┌──
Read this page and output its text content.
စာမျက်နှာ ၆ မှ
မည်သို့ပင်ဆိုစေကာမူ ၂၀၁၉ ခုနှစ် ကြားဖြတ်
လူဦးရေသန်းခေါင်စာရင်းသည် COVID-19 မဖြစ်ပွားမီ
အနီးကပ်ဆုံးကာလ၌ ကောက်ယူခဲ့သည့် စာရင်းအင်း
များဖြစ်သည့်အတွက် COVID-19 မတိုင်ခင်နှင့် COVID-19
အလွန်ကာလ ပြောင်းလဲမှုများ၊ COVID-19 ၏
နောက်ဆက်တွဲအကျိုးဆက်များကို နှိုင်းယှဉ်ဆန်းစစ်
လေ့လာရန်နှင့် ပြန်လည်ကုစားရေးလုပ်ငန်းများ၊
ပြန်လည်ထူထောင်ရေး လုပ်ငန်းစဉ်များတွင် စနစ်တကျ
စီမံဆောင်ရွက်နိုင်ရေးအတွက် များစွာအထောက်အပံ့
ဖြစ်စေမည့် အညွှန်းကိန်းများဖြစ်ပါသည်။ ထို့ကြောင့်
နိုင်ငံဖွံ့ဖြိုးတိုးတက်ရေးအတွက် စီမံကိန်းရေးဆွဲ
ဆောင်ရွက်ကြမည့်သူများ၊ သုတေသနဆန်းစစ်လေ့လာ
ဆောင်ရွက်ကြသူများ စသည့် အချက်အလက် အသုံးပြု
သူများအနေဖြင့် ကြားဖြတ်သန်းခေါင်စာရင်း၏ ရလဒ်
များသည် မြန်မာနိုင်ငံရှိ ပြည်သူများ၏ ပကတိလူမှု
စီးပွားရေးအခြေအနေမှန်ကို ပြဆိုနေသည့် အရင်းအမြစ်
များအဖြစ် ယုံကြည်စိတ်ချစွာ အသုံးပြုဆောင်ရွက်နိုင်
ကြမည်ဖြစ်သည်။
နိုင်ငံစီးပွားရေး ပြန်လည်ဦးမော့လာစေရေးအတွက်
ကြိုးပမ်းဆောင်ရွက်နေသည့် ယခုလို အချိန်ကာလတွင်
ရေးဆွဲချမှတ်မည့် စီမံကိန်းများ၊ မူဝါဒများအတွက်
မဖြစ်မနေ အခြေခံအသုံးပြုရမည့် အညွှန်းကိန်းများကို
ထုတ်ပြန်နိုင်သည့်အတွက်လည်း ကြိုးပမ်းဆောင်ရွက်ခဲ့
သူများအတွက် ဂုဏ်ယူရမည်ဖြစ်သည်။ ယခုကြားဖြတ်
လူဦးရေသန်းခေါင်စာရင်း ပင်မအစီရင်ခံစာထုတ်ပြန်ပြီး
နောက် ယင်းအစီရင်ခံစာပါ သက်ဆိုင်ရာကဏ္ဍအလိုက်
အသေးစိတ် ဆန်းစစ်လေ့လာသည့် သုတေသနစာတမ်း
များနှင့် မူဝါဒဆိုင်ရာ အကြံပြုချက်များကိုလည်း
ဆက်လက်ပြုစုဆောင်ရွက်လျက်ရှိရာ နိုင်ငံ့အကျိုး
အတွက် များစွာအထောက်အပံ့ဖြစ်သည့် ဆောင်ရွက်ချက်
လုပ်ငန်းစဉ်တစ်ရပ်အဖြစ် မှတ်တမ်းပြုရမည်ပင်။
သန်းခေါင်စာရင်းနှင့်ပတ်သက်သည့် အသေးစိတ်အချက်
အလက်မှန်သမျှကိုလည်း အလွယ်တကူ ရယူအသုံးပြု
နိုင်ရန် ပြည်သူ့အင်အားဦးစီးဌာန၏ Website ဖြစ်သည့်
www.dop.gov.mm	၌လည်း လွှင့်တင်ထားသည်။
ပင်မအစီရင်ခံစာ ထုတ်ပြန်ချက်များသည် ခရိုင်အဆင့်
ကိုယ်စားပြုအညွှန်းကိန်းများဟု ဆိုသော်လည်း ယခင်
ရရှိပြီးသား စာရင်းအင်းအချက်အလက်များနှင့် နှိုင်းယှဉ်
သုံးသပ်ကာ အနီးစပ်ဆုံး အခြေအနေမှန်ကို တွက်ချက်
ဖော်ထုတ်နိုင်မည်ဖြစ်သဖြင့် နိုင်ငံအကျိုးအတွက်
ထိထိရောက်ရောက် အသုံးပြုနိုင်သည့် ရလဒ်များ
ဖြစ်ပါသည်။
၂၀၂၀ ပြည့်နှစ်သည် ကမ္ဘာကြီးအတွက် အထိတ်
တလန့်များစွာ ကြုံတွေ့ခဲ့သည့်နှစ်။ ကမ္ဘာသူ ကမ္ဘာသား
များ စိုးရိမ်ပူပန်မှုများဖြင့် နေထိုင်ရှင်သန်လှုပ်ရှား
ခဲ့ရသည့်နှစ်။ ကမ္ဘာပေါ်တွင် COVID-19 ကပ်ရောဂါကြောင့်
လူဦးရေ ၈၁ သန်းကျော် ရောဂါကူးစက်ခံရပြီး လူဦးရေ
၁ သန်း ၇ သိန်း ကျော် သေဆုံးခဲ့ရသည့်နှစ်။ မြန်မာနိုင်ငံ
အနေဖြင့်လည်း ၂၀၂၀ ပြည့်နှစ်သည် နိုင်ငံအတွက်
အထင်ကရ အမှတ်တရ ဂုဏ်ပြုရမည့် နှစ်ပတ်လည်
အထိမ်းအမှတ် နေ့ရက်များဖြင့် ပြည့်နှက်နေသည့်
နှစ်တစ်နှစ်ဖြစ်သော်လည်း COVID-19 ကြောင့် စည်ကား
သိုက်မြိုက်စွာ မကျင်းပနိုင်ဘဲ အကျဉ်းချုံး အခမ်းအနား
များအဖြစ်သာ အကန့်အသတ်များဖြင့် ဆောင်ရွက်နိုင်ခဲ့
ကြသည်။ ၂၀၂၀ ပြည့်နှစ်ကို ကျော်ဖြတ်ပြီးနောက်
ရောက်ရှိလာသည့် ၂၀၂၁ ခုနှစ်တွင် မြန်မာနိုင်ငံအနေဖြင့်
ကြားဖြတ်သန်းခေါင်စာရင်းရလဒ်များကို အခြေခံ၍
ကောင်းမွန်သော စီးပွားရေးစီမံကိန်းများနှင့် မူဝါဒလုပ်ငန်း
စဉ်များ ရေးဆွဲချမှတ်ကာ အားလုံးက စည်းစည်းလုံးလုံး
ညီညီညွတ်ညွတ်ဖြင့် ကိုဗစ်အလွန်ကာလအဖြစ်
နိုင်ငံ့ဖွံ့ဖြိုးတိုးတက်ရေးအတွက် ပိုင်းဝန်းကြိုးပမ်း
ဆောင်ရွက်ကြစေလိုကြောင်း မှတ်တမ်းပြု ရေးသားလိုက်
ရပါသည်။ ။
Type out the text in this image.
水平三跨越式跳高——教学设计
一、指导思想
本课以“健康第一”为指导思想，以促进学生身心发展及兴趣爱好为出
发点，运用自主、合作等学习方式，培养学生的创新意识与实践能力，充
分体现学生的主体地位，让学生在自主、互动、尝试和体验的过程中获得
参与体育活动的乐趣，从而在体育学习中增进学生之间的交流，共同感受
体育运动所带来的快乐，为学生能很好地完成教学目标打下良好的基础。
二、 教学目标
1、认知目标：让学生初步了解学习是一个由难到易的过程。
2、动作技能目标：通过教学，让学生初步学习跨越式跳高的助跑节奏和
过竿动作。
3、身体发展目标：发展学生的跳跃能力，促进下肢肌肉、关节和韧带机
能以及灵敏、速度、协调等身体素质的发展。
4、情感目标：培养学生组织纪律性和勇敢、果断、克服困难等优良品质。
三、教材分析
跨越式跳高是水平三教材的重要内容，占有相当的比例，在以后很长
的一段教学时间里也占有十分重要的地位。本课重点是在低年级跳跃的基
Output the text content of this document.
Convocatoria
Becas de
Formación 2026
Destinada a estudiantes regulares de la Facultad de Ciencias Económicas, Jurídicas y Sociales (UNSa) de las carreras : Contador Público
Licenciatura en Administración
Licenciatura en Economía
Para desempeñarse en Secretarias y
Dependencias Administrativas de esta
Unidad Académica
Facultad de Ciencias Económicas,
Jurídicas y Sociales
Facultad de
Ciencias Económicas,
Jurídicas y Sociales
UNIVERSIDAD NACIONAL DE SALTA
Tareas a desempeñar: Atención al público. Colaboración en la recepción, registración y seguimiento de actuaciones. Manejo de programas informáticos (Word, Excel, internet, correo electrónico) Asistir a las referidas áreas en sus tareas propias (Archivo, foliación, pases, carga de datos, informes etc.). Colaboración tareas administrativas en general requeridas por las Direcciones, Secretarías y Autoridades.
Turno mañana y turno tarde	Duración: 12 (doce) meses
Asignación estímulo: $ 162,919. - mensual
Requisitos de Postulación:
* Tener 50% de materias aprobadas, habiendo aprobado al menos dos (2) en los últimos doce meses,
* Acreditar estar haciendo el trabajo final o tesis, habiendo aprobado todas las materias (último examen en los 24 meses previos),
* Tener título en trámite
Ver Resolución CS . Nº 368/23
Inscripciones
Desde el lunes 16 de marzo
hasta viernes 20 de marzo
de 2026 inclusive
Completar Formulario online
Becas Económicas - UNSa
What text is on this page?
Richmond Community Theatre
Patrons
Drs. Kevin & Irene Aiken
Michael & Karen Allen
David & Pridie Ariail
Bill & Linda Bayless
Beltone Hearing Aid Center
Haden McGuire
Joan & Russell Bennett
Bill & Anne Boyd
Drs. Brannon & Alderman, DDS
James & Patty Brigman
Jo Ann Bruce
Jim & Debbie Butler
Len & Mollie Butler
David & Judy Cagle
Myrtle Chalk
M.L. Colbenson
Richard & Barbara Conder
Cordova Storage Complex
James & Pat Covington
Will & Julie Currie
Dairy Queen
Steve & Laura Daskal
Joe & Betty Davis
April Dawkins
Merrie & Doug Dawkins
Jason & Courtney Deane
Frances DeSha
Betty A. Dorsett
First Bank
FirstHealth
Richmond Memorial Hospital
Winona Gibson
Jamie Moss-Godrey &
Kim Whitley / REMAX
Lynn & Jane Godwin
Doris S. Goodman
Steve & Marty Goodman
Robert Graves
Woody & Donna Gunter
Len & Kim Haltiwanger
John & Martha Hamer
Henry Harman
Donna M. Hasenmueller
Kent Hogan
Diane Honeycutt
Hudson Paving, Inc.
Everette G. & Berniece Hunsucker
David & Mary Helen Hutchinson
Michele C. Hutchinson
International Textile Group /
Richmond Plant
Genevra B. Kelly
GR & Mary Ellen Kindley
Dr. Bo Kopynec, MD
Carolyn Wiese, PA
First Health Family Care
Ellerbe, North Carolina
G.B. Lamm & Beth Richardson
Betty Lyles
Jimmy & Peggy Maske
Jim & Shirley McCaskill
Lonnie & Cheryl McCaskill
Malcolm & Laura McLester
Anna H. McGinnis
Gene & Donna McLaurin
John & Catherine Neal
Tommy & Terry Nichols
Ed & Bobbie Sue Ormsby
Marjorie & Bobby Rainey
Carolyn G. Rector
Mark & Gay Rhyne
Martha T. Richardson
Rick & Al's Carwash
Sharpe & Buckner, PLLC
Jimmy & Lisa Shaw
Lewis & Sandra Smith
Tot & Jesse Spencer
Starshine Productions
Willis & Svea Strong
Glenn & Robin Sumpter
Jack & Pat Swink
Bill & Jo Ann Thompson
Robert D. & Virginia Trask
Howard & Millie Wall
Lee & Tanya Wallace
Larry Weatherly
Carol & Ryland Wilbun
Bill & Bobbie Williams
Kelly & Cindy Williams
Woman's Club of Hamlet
└──
Repeat only the stretch of lines that opens with the line containing "What text is on this page?" and closes with the final line of the entries, both included, exactly as written.

• TASK SOLUTION
What text is on this page?
Richmond Community Theatre
Patrons
Drs. Kevin & Irene Aiken
Michael & Karen Allen
David & Pridie Ariail
Bill & Linda Bayless
Beltone Hearing Aid Center
Haden McGuire
Joan & Russell Bennett
Bill & Anne Boyd
Drs. Brannon & Alderman, DDS
James & Patty Brigman
Jo Ann Bruce
Jim & Debbie Butler
Len & Mollie Butler
David & Judy Cagle
Myrtle Chalk
M.L. Colbenson
Richard & Barbara Conder
Cordova Storage Complex
James & Pat Covington
Will & Julie Currie
Dairy Queen
Steve & Laura Daskal
Joe & Betty Davis
April Dawkins
Merrie & Doug Dawkins
Jason & Courtney Deane
Frances DeSha
Betty A. Dorsett
First Bank
FirstHealth
Richmond Memorial Hospital
Winona Gibson
Jamie Moss-Godrey &
Kim Whitley / REMAX
Lynn & Jane Godwin
Doris S. Goodman
Steve & Marty Goodman
Robert Graves
Woody & Donna Gunter
Len & Kim Haltiwanger
John & Martha Hamer
Henry Harman
Donna M. Hasenmueller
Kent Hogan
Diane Honeycutt
Hudson Paving, Inc.
Everette G. & Berniece Hunsucker
David & Mary Helen Hutchinson
Michele C. Hutchinson
International Textile Group /
Richmond Plant
Genevra B. Kelly
GR & Mary Ellen Kindley
Dr. Bo Kopynec, MD
Carolyn Wiese, PA
First Health Family Care
Ellerbe, North Carolina
G.B. Lamm & Beth Richardson
Betty Lyles
Jimmy & Peggy Maske
Jim & Shirley McCaskill
Lonnie & Cheryl McCaskill
Malcolm & Laura McLester
Anna H. McGinnis
Gene & Donna McLaurin
John & Catherine Neal
Tommy & Terry Nichols
Ed & Bobbie Sue Ormsby
Marjorie & Bobby Rainey
Carolyn G. Rector
Mark & Gay Rhyne
Martha T. Richardson
Rick & Al's Carwash
Sharpe & Buckner, PLLC
Jimmy & Lisa Shaw
Lewis & Sandra Smith
Tot & Jesse Spencer
Starshine Productions
Willis & Svea Strong
Glenn & Robin Sumpter
Jack & Pat Swink
Bill & Jo Ann Thompson
Robert D. & Virginia Trask
Howard & Millie Wall
Lee & Tanya Wallace
Larry Weatherly
Carol & Ryland Wilbun
Bill & Bobbie Williams
Kelly & Cindy Williams
Woman's Club of Hamlet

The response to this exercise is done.